- DATASET RECORDS:
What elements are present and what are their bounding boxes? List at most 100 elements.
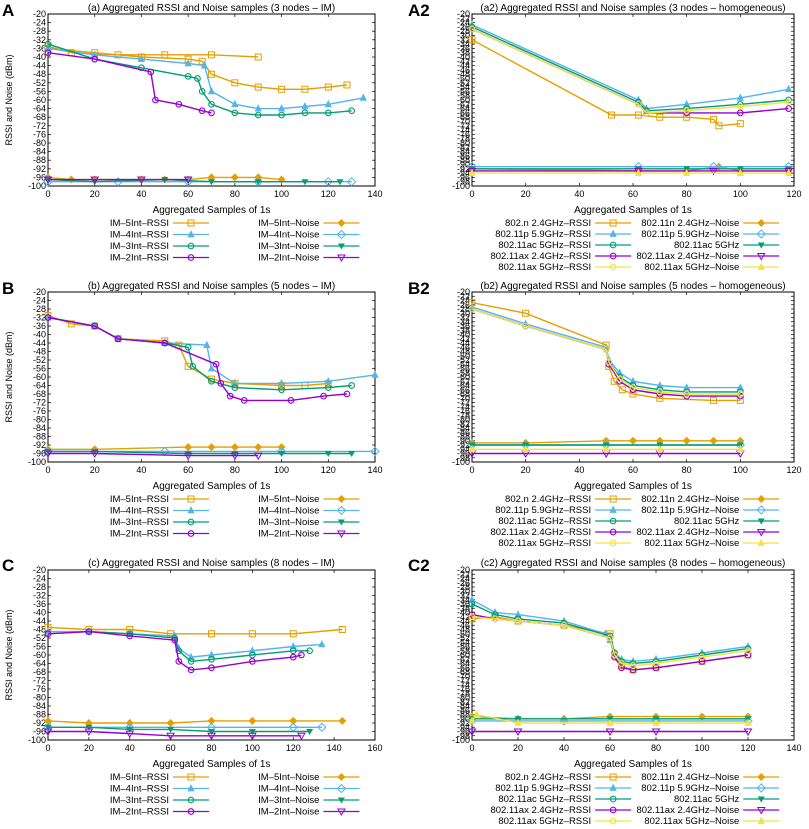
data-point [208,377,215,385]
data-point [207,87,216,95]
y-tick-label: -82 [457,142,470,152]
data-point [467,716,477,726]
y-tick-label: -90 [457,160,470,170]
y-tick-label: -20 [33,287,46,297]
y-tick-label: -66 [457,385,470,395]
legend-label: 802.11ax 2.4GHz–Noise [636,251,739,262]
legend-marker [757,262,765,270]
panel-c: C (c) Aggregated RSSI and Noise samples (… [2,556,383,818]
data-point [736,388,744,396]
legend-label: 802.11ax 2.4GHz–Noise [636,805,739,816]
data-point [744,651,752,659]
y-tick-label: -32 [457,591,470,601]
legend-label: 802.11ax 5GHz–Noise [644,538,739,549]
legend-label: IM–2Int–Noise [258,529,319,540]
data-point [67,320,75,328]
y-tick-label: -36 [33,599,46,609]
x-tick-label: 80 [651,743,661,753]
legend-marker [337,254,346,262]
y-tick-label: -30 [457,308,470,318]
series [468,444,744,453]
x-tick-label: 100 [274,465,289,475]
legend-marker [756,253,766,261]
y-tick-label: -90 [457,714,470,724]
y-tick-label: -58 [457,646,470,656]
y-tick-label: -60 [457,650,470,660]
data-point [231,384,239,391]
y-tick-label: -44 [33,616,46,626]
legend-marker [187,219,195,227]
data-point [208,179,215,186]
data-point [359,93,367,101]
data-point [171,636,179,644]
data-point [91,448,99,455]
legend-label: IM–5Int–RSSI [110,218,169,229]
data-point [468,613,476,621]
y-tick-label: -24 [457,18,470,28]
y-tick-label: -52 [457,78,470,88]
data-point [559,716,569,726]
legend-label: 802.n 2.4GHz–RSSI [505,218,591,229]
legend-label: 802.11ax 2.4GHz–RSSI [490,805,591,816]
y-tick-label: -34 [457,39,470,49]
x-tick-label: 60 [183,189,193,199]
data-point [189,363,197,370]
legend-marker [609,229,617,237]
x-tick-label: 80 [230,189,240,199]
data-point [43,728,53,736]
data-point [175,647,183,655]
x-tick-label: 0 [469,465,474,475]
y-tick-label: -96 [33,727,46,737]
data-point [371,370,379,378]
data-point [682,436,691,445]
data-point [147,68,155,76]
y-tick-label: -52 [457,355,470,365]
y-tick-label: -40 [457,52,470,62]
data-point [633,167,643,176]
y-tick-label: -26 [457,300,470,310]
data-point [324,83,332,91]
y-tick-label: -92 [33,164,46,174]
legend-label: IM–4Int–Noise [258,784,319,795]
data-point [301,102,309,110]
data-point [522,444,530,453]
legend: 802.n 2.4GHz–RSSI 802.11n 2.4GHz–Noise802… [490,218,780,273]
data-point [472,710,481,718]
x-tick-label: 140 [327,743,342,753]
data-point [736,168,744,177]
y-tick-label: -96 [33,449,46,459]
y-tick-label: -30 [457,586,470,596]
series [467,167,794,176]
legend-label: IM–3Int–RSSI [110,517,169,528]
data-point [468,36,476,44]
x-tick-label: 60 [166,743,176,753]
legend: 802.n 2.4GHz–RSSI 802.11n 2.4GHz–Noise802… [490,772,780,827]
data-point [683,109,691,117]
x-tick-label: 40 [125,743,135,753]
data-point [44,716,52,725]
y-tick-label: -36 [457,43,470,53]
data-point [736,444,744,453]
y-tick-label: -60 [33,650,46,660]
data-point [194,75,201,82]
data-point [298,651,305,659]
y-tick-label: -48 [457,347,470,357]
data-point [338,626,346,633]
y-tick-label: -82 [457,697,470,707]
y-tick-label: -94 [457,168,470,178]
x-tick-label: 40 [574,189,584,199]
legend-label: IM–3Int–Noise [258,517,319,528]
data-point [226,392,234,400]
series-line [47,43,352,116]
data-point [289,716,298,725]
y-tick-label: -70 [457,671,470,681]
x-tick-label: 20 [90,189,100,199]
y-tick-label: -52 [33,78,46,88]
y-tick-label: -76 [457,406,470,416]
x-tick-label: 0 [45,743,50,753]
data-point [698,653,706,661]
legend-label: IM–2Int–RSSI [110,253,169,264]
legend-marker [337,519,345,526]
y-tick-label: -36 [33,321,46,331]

- GIVEN EXERCISE: Extract every line of the data above that contains the string "series".

- EXERCISE RESPONSE:
series [468,444,744,453]
series [467,167,794,176]
series-line [47,43,352,116]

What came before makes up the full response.